Pick out each line of the material below that contains the string "first". Case counts.

>> BEGIN Dataset excerpts

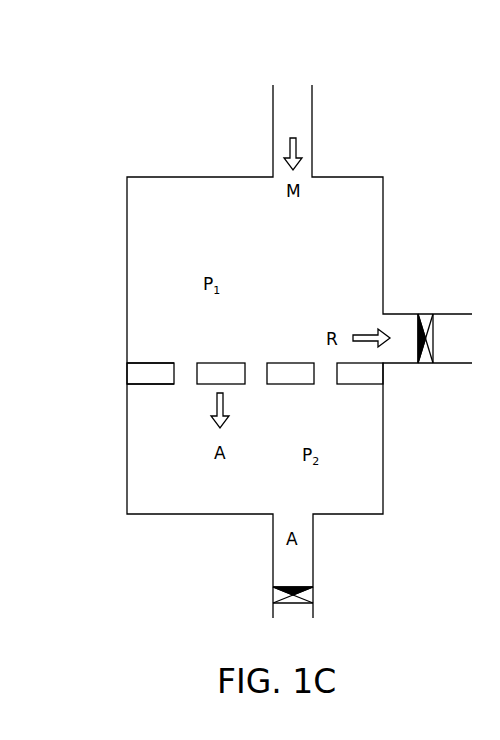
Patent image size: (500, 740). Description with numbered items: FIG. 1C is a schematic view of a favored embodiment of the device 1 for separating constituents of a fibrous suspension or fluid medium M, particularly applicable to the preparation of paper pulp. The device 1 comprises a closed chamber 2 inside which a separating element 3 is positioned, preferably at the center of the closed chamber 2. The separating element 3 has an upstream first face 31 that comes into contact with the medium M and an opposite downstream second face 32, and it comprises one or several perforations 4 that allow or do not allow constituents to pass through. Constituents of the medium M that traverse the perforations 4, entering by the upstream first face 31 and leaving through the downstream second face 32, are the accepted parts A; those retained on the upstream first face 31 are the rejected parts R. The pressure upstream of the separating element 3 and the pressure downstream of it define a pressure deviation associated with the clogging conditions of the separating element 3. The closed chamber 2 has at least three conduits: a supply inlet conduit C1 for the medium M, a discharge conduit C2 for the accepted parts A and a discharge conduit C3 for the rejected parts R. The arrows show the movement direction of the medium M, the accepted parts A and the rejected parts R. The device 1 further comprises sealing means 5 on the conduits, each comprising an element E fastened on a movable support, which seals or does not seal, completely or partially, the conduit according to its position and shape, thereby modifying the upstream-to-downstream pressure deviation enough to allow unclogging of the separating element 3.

The device 1 is at (131, 110).
The closed chamber 2 is at (126, 258).
The separating element 3 is at (126, 373).
The upstream first face 31 is at (148, 362).
The downstream second face 32 is at (150, 386).
The perforations 4 is at (183, 388).
The sealing means 5 is at (427, 366).
The supply inlet conduit C1 is at (314, 120).
The discharge conduit for accepted parts C2 is at (271, 568).
The discharge conduit for rejected parts C3 is at (455, 311).
The element E is at (417, 331).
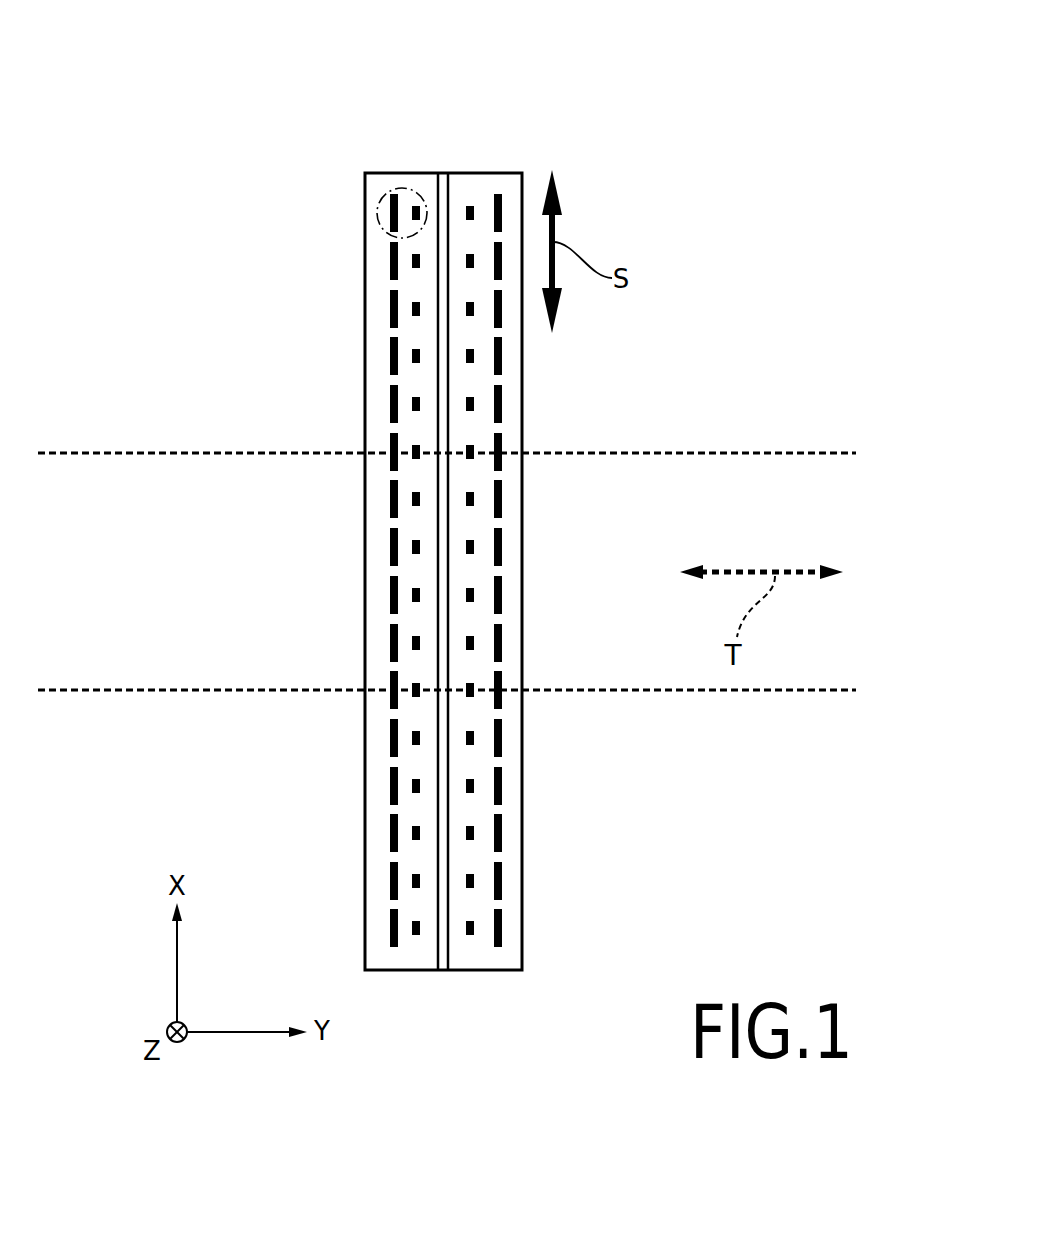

>> END Dataset excerpts

The reply:
Patent image size: (500, 740). Description with numbered items: FIG. 1C is a schematic view of a favored embodiment of the device 1 for separating constituents of a fibrous suspension or fluid medium M, particularly applicable to the preparation of paper pulp. The device 1 comprises a closed chamber 2 inside which a separating element 3 is positioned, preferably at the center of the closed chamber 2. The separating element 3 has an upstream first face 31 that comes into contact with the medium M and an opposite downstream second face 32, and it comprises one or several perforations 4 that allow or do not allow constituents to pass through. Constituents of the medium M that traverse the perforations 4, entering by the upstream first face 31 and leaving through the downstream second face 32, are the accepted parts A; those retained on the upstream first face 31 are the rejected parts R. The pressure upstream of the separating element 3 and the pressure downstream of it define a pressure deviation associated with the clogging conditions of the separating element 3. The closed chamber 2 has at least three conduits: a supply inlet conduit C1 for the medium M, a discharge conduit C2 for the accepted parts A and a discharge conduit C3 for the rejected parts R. The arrows show the movement direction of the medium M, the accepted parts A and the rejected parts R. The device 1 further comprises sealing means 5 on the conduits, each comprising an element E fastened on a movable support, which seals or does not seal, completely or partially, the conduit according to its position and shape, thereby modifying the upstream-to-downstream pressure deviation enough to allow unclogging of the separating element 3.
The upstream first face 31 is at (148, 362).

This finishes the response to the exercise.